*WHAT YOU SHOULD DO*.
Identify the lines that contain the word "خرید", then copy them.

Figure record listings
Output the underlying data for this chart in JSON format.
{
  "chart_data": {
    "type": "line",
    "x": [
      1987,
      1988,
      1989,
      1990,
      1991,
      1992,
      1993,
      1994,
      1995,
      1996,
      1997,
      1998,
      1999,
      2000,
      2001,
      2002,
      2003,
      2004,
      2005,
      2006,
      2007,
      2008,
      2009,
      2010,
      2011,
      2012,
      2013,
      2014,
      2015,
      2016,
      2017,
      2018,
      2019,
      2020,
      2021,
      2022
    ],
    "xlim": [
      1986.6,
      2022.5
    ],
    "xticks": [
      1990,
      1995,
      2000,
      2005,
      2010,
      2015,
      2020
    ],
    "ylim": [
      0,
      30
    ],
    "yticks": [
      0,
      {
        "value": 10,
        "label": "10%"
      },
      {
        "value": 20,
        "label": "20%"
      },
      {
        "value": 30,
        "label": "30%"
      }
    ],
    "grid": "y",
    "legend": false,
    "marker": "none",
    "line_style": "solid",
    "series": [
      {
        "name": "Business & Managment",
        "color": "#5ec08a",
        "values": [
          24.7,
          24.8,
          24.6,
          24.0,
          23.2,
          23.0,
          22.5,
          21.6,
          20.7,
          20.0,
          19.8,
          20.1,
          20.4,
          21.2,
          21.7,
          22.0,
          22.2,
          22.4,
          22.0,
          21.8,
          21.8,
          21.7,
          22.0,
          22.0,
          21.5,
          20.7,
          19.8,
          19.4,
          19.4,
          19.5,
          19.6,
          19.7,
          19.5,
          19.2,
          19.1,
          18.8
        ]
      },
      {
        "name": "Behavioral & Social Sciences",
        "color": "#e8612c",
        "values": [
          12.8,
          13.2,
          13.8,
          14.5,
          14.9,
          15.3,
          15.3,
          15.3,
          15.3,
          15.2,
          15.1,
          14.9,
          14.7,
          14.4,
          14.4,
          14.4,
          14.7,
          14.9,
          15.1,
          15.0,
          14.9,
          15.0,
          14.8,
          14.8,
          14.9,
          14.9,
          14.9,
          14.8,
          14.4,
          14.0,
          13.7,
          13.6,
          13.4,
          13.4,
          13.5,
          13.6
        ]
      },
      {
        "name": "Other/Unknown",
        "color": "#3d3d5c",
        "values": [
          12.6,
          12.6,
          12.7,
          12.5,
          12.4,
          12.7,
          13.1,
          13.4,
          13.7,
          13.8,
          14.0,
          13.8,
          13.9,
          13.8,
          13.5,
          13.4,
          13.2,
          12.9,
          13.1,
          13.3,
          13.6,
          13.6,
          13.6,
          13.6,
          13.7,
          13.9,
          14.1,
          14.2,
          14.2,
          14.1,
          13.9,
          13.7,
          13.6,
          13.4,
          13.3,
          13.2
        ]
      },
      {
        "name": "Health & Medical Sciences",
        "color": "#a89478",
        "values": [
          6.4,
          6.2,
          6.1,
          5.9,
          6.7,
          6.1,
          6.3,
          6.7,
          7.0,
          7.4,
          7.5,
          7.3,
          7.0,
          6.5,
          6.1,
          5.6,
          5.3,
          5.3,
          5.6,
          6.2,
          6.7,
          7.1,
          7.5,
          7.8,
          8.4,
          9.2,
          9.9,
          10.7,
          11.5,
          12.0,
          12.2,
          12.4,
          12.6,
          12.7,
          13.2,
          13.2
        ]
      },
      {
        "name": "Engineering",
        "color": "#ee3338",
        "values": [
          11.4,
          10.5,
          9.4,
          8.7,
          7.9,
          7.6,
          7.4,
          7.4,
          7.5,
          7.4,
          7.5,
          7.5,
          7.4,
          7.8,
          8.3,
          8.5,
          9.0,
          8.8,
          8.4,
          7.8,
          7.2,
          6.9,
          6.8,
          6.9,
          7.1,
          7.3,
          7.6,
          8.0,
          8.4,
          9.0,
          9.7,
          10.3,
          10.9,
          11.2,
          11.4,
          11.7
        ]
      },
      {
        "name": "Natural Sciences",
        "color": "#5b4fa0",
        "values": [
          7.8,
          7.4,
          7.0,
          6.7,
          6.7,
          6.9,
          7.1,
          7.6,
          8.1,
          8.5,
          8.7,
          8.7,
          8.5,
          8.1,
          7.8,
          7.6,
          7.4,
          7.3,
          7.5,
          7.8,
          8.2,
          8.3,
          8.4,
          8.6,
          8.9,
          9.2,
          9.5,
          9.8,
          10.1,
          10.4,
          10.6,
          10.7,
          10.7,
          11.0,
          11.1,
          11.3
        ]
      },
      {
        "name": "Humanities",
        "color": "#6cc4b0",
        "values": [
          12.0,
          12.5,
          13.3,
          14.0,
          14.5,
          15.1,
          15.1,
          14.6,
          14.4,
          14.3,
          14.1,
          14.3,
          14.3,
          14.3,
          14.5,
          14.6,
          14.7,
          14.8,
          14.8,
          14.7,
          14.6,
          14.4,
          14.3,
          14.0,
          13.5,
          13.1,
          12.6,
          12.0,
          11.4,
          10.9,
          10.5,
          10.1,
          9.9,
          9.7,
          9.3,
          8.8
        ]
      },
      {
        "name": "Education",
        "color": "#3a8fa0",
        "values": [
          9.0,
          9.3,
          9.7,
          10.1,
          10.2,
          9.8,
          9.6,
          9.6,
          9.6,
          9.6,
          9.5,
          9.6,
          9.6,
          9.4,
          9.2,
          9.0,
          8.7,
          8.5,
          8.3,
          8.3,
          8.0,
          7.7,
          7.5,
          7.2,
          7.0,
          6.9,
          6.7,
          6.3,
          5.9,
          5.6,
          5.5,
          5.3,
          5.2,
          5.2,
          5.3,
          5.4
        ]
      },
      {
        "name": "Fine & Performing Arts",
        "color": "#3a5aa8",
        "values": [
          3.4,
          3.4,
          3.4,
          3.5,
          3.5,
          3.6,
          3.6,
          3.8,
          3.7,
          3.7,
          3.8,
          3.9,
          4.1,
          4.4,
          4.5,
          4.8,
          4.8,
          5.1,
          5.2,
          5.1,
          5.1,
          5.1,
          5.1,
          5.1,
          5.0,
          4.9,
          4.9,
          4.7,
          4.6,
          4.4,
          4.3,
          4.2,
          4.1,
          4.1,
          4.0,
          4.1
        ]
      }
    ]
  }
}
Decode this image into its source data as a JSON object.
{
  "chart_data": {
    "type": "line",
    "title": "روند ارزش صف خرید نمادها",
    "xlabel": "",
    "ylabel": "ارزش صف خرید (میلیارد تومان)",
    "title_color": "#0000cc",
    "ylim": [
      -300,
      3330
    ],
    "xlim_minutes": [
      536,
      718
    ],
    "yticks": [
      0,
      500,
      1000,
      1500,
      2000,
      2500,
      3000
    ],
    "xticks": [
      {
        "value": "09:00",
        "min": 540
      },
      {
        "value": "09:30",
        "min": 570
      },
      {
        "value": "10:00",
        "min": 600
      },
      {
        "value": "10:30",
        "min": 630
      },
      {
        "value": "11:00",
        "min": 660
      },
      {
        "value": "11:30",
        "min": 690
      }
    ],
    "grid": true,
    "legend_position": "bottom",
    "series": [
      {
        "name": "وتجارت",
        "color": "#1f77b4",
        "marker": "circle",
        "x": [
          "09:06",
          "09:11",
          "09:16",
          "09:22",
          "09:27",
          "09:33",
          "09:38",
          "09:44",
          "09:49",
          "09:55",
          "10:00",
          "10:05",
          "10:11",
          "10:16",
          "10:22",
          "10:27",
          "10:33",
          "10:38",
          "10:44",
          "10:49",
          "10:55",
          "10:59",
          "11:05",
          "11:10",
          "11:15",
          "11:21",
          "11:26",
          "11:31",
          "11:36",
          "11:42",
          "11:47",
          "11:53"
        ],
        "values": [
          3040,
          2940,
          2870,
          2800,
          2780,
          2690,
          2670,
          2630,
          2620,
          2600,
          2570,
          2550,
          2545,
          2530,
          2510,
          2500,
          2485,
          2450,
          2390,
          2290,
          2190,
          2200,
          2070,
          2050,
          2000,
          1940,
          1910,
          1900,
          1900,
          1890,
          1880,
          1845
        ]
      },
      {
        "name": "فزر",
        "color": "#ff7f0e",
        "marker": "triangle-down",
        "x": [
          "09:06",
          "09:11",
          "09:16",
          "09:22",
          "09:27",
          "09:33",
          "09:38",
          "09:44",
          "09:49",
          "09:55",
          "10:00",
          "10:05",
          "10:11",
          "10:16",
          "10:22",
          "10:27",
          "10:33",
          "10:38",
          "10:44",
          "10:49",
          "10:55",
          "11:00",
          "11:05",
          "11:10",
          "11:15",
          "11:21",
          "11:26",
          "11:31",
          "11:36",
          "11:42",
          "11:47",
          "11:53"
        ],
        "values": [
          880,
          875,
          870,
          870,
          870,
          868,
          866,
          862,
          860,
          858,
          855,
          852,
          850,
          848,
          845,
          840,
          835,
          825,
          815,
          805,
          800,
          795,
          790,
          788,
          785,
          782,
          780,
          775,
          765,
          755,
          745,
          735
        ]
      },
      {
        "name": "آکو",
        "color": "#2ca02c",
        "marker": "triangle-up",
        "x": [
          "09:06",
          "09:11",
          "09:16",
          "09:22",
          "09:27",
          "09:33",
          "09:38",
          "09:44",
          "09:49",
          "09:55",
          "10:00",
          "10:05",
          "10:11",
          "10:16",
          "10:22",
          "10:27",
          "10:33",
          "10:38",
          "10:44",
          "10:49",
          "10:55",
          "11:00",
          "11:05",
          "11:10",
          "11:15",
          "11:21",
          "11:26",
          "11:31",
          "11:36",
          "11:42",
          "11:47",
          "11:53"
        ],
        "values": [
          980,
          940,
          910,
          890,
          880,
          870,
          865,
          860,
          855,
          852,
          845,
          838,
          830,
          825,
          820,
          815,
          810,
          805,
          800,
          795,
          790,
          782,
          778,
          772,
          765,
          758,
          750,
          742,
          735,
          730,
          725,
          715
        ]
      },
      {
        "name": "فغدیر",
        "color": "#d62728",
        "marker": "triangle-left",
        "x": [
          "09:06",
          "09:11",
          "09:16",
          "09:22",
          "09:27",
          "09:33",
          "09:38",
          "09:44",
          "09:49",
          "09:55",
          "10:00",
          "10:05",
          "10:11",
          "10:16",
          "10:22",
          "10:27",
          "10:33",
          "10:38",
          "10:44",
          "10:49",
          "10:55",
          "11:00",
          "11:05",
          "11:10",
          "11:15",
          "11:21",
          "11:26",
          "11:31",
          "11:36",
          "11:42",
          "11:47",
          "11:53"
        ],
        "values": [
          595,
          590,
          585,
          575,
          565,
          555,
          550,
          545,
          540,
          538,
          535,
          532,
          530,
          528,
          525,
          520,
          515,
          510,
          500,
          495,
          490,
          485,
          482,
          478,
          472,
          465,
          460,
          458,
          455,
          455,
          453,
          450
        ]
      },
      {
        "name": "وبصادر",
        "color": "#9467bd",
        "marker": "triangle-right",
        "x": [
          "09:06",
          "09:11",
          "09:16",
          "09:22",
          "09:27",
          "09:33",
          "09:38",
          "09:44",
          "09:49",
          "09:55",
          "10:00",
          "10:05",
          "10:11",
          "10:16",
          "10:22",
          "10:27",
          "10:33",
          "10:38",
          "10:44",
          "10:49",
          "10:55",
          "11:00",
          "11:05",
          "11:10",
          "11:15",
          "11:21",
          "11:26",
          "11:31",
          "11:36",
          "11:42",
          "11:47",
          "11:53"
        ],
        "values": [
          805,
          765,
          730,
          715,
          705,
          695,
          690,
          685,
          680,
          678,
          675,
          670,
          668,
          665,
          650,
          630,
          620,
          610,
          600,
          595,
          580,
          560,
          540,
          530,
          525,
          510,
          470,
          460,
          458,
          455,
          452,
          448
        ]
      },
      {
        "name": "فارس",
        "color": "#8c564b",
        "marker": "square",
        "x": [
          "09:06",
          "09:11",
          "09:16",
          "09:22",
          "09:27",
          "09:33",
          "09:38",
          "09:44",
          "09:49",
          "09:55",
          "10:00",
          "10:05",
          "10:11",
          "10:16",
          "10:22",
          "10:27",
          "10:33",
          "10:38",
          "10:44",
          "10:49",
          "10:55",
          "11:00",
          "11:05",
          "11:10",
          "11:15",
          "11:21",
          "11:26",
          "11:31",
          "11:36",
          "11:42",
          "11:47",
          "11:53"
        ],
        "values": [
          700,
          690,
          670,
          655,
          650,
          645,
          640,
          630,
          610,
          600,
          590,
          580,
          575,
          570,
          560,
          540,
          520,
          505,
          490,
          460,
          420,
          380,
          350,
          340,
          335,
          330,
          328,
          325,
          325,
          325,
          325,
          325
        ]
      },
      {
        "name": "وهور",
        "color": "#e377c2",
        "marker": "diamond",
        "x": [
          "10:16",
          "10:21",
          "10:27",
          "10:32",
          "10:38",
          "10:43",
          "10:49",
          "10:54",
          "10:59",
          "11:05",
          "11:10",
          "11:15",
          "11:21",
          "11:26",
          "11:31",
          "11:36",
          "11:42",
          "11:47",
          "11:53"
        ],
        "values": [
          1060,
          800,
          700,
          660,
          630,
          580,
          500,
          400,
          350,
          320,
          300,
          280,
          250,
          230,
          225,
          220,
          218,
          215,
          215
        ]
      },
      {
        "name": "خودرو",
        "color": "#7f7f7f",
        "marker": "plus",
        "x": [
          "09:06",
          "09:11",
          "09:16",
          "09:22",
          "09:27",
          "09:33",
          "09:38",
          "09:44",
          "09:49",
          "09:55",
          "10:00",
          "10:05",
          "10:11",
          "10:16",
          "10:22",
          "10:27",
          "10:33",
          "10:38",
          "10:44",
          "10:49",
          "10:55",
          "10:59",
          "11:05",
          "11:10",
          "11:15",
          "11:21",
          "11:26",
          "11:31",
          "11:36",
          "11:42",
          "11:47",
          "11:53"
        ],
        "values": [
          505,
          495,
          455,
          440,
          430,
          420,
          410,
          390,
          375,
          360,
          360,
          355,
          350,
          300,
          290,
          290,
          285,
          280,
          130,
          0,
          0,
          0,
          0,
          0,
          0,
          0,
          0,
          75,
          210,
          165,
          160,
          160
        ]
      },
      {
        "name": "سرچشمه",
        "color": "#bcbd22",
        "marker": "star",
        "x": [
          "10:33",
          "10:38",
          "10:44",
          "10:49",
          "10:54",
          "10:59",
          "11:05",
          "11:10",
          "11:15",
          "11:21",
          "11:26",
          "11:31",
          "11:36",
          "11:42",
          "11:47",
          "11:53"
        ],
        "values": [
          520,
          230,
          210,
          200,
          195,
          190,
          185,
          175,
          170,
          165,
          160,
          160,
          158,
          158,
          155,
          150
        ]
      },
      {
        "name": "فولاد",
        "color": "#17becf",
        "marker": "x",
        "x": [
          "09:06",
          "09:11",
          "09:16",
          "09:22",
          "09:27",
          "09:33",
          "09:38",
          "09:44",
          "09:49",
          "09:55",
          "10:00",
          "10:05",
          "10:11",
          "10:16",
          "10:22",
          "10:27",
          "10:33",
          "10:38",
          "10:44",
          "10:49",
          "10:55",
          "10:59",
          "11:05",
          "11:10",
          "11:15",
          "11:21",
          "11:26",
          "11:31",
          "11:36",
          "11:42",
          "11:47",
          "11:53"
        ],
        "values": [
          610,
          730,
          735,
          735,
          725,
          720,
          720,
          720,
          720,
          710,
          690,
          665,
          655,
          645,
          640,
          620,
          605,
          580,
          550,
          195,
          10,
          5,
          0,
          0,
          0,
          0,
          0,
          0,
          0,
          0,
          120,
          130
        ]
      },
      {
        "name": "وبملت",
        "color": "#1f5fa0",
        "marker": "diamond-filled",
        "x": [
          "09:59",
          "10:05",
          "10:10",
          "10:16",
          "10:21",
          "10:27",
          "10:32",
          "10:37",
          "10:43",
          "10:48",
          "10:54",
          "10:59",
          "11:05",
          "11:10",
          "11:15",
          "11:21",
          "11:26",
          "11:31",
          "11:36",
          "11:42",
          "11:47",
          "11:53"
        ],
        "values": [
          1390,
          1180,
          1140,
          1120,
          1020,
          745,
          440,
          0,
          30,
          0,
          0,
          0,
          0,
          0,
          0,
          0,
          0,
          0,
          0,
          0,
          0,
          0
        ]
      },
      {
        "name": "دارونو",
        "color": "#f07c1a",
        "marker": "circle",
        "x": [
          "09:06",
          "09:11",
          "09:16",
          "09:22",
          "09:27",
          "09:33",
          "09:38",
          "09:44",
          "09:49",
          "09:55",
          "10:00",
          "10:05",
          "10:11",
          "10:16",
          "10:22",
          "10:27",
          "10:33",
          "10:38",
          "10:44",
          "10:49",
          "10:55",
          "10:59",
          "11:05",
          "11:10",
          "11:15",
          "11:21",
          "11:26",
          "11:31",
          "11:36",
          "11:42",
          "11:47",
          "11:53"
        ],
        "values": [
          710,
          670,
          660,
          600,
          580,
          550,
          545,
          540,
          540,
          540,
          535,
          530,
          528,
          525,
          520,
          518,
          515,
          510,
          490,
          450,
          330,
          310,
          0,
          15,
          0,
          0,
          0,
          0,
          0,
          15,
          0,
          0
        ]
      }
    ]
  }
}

*EXPECTED ANSWER*.
    "title": "روند ارزش صف خرید نمادها",
    "ylabel": "ارزش صف خرید (میلیارد تومان)",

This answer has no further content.